§ **Stated goal**: Retype the material that follows, keeping every word as it is.

§ **Data**:
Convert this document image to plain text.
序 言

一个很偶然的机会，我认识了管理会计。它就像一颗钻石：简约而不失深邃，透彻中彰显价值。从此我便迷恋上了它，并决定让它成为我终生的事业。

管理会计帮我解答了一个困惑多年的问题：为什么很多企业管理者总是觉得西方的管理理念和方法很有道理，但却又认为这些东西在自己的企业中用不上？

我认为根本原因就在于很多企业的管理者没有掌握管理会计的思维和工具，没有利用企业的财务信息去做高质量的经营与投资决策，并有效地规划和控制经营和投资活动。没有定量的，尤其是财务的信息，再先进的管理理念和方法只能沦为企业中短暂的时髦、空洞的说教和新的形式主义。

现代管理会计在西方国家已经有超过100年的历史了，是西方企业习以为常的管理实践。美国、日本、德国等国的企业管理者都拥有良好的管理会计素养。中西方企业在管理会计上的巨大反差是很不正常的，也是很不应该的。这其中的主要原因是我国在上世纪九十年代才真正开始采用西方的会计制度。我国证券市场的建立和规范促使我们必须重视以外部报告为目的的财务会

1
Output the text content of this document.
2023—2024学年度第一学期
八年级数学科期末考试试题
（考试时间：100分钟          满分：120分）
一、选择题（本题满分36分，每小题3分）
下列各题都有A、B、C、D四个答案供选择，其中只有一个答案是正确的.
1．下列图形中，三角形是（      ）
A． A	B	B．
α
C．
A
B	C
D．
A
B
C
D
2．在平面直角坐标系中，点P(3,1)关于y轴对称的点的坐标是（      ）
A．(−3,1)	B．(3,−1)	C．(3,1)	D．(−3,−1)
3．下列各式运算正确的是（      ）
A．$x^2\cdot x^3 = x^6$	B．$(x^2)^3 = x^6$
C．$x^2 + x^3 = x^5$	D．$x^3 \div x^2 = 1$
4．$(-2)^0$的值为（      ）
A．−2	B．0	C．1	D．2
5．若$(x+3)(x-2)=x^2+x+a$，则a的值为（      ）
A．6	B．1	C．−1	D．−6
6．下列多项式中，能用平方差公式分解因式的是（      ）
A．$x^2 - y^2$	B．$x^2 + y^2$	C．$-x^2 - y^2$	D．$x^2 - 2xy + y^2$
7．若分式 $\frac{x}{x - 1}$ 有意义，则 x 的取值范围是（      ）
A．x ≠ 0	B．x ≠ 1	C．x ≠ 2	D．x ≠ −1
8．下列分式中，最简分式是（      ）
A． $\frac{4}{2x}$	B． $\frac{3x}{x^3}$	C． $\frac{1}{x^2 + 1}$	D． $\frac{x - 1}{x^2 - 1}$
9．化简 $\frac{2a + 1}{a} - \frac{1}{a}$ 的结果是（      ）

§ **Exercise solution**:
Convert this document image to plain text.
序 言

一个很偶然的机会，我认识了管理会计。它就像一颗钻石：简约而不失深邃，透彻中彰显价值。从此我便迷恋上了它，并决定让它成为我终生的事业。

管理会计帮我解答了一个困惑多年的问题：为什么很多企业管理者总是觉得西方的管理理念和方法很有道理，但却又认为这些东西在自己的企业中用不上？

我认为根本原因就在于很多企业的管理者没有掌握管理会计的思维和工具，没有利用企业的财务信息去做高质量的经营与投资决策，并有效地规划和控制经营和投资活动。没有定量的，尤其是财务的信息，再先进的管理理念和方法只能沦为企业中短暂的时髦、空洞的说教和新的形式主义。

现代管理会计在西方国家已经有超过100年的历史了，是西方企业习以为常的管理实践。美国、日本、德国等国的企业管理者都拥有良好的管理会计素养。中西方企业在管理会计上的巨大反差是很不正常的，也是很不应该的。这其中的主要原因是我国在上世纪九十年代才真正开始采用西方的会计制度。我国证券市场的建立和规范促使我们必须重视以外部报告为目的的财务会

1
Output the text content of this document.
2023—2024学年度第一学期
八年级数学科期末考试试题
（考试时间：100分钟          满分：120分）
一、选择题（本题满分36分，每小题3分）
下列各题都有A、B、C、D四个答案供选择，其中只有一个答案是正确的.
1．下列图形中，三角形是（      ）
A． A	B	B．
α
C．
A
B	C
D．
A
B
C
D
2．在平面直角坐标系中，点P(3,1)关于y轴对称的点的坐标是（      ）
A．(−3,1)	B．(3,−1)	C．(3,1)	D．(−3,−1)
3．下列各式运算正确的是（      ）
A．$x^2\cdot x^3 = x^6$	B．$(x^2)^3 = x^6$
C．$x^2 + x^3 = x^5$	D．$x^3 \div x^2 = 1$
4．$(-2)^0$的值为（      ）
A．−2	B．0	C．1	D．2
5．若$(x+3)(x-2)=x^2+x+a$，则a的值为（      ）
A．6	B．1	C．−1	D．−6
6．下列多项式中，能用平方差公式分解因式的是（      ）
A．$x^2 - y^2$	B．$x^2 + y^2$	C．$-x^2 - y^2$	D．$x^2 - 2xy + y^2$
7．若分式 $\frac{x}{x - 1}$ 有意义，则 x 的取值范围是（      ）
A．x ≠ 0	B．x ≠ 1	C．x ≠ 2	D．x ≠ −1
8．下列分式中，最简分式是（      ）
A． $\frac{4}{2x}$	B． $\frac{3x}{x^3}$	C． $\frac{1}{x^2 + 1}$	D． $\frac{x - 1}{x^2 - 1}$
9．化简 $\frac{2a + 1}{a} - \frac{1}{a}$ 的结果是（      ）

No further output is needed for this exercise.